RECORDS FOR THE TASK.
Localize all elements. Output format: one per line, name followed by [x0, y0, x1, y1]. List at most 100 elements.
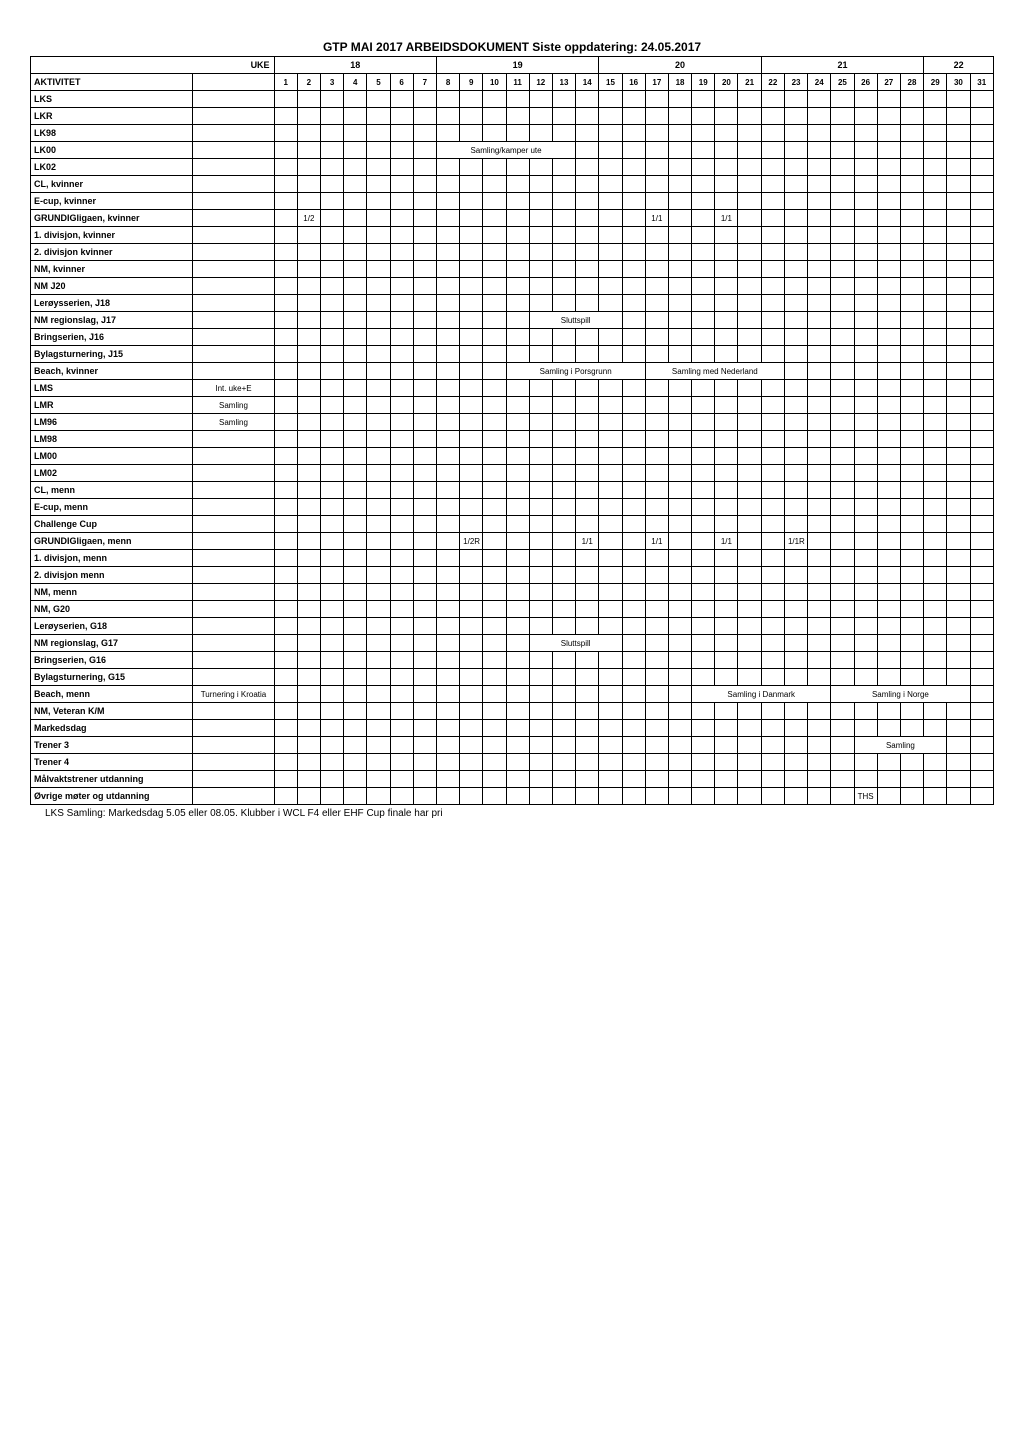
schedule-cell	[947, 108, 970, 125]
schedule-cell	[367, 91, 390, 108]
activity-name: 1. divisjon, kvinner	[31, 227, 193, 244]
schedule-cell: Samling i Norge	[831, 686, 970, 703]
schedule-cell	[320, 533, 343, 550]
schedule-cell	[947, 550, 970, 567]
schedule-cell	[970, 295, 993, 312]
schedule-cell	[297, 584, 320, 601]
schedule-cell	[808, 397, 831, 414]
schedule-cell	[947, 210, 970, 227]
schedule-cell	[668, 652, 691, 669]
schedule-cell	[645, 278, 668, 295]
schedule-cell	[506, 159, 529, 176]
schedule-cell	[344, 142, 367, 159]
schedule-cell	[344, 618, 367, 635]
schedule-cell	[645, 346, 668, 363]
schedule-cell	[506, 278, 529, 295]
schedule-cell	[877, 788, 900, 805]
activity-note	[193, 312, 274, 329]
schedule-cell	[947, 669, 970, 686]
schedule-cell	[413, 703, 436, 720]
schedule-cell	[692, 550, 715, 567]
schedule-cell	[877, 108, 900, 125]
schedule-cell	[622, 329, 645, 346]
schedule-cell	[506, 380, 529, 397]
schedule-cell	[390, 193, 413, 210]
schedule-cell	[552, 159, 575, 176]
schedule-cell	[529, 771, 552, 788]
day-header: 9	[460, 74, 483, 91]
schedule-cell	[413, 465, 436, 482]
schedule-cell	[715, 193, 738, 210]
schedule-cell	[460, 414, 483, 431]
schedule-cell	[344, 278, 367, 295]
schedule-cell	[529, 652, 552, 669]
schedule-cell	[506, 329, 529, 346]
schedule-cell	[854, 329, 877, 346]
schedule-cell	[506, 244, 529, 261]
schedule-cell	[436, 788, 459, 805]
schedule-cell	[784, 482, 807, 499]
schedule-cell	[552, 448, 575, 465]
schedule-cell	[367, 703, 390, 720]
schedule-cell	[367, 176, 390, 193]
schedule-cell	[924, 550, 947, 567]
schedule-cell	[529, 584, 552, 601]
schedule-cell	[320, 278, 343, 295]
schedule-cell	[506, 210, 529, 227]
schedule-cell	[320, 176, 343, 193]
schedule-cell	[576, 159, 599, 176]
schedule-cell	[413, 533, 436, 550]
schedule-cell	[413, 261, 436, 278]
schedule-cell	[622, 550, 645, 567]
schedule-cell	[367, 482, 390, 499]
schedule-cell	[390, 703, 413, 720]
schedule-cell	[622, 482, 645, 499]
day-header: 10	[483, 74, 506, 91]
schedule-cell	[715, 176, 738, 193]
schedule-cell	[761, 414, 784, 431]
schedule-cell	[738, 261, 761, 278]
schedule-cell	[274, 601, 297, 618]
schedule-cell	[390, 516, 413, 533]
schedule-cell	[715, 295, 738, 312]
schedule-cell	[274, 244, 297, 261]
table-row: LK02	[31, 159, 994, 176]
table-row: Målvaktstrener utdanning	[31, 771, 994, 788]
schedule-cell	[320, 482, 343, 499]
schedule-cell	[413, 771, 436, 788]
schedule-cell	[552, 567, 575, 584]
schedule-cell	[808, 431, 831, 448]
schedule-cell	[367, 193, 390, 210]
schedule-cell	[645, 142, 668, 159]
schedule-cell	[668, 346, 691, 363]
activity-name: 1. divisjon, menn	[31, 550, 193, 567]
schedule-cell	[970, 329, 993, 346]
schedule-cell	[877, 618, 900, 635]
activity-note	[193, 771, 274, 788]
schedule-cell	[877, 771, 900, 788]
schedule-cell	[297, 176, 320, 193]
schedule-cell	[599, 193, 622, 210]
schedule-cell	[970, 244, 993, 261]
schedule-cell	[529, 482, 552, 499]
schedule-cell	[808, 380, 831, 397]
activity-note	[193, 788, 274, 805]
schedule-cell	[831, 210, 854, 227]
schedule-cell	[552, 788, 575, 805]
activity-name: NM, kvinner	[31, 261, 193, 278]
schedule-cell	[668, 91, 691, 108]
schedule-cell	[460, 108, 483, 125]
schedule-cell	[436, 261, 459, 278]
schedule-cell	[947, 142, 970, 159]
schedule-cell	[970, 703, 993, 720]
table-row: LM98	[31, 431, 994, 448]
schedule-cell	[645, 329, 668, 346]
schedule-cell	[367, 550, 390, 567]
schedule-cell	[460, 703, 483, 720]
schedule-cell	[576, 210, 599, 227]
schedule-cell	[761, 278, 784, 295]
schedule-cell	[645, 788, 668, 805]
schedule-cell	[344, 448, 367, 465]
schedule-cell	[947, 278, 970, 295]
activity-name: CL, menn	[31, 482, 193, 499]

SET EXERCISE. Can you reproduce all the rows above word for word, omitting the picture?

TASK ANSWER.
Localize all elements. Output format: one per line, name followed by [x0, y0, x1, y1]. List at most 100 elements.
schedule-cell	[947, 108, 970, 125]
schedule-cell	[367, 91, 390, 108]
activity-name: 1. divisjon, kvinner	[31, 227, 193, 244]
schedule-cell: Samling i Norge	[831, 686, 970, 703]
schedule-cell	[320, 533, 343, 550]
schedule-cell	[947, 550, 970, 567]
schedule-cell	[970, 295, 993, 312]
schedule-cell	[297, 584, 320, 601]
schedule-cell	[808, 397, 831, 414]
schedule-cell	[947, 210, 970, 227]
schedule-cell	[668, 652, 691, 669]
schedule-cell	[645, 278, 668, 295]
schedule-cell	[506, 159, 529, 176]
schedule-cell	[344, 142, 367, 159]
schedule-cell	[344, 618, 367, 635]
schedule-cell	[645, 346, 668, 363]
schedule-cell	[506, 278, 529, 295]
schedule-cell	[877, 788, 900, 805]
activity-note	[193, 312, 274, 329]
schedule-cell	[947, 669, 970, 686]
schedule-cell	[413, 703, 436, 720]
schedule-cell	[692, 550, 715, 567]
schedule-cell	[877, 108, 900, 125]
schedule-cell	[622, 329, 645, 346]
schedule-cell	[506, 380, 529, 397]
schedule-cell	[390, 193, 413, 210]
schedule-cell	[552, 159, 575, 176]
schedule-cell	[529, 771, 552, 788]
day-header: 9	[460, 74, 483, 91]
schedule-cell	[413, 465, 436, 482]
schedule-cell	[715, 193, 738, 210]
schedule-cell	[460, 414, 483, 431]
schedule-cell	[344, 278, 367, 295]
schedule-cell	[529, 652, 552, 669]
schedule-cell	[506, 329, 529, 346]
schedule-cell	[854, 329, 877, 346]
schedule-cell	[506, 244, 529, 261]
schedule-cell	[436, 788, 459, 805]
schedule-cell	[784, 482, 807, 499]
schedule-cell	[552, 448, 575, 465]
schedule-cell	[367, 703, 390, 720]
schedule-cell	[367, 176, 390, 193]
schedule-cell	[924, 550, 947, 567]
schedule-cell	[529, 584, 552, 601]
schedule-cell	[320, 278, 343, 295]
schedule-cell	[506, 210, 529, 227]
schedule-cell	[320, 176, 343, 193]
schedule-cell	[576, 159, 599, 176]
schedule-cell	[413, 533, 436, 550]
schedule-cell	[413, 261, 436, 278]
schedule-cell	[622, 550, 645, 567]
schedule-cell	[367, 482, 390, 499]
schedule-cell	[390, 703, 413, 720]
schedule-cell	[622, 482, 645, 499]
day-header: 10	[483, 74, 506, 91]
schedule-cell	[715, 176, 738, 193]
schedule-cell	[761, 414, 784, 431]
schedule-cell	[738, 261, 761, 278]
schedule-cell	[274, 601, 297, 618]
schedule-cell	[390, 516, 413, 533]
schedule-cell	[715, 295, 738, 312]
schedule-cell	[274, 244, 297, 261]
table-row: LK02	[31, 159, 994, 176]
table-row: Målvaktstrener utdanning	[31, 771, 994, 788]
schedule-cell	[320, 482, 343, 499]
schedule-cell	[413, 771, 436, 788]
schedule-cell	[552, 567, 575, 584]
schedule-cell	[808, 431, 831, 448]
schedule-cell	[367, 193, 390, 210]
schedule-cell	[645, 142, 668, 159]
schedule-cell	[668, 346, 691, 363]
activity-name: 1. divisjon, menn	[31, 550, 193, 567]
schedule-cell	[970, 329, 993, 346]
schedule-cell	[877, 618, 900, 635]
activity-note	[193, 771, 274, 788]
schedule-cell	[877, 771, 900, 788]
schedule-cell	[297, 176, 320, 193]
schedule-cell	[599, 193, 622, 210]
schedule-cell	[970, 244, 993, 261]
schedule-cell	[529, 482, 552, 499]
schedule-cell	[808, 380, 831, 397]
activity-note	[193, 788, 274, 805]
schedule-cell	[831, 210, 854, 227]
schedule-cell	[552, 788, 575, 805]
activity-name: NM, kvinner	[31, 261, 193, 278]
schedule-cell	[668, 91, 691, 108]
schedule-cell	[460, 108, 483, 125]
schedule-cell	[436, 261, 459, 278]
schedule-cell	[947, 142, 970, 159]
schedule-cell	[970, 703, 993, 720]
table-row: LM98	[31, 431, 994, 448]
schedule-cell	[645, 329, 668, 346]
schedule-cell	[367, 550, 390, 567]
schedule-cell	[460, 703, 483, 720]
schedule-cell	[576, 210, 599, 227]
schedule-cell	[761, 278, 784, 295]
schedule-cell	[645, 788, 668, 805]
schedule-cell	[344, 448, 367, 465]
schedule-cell	[947, 278, 970, 295]
activity-name: CL, menn	[31, 482, 193, 499]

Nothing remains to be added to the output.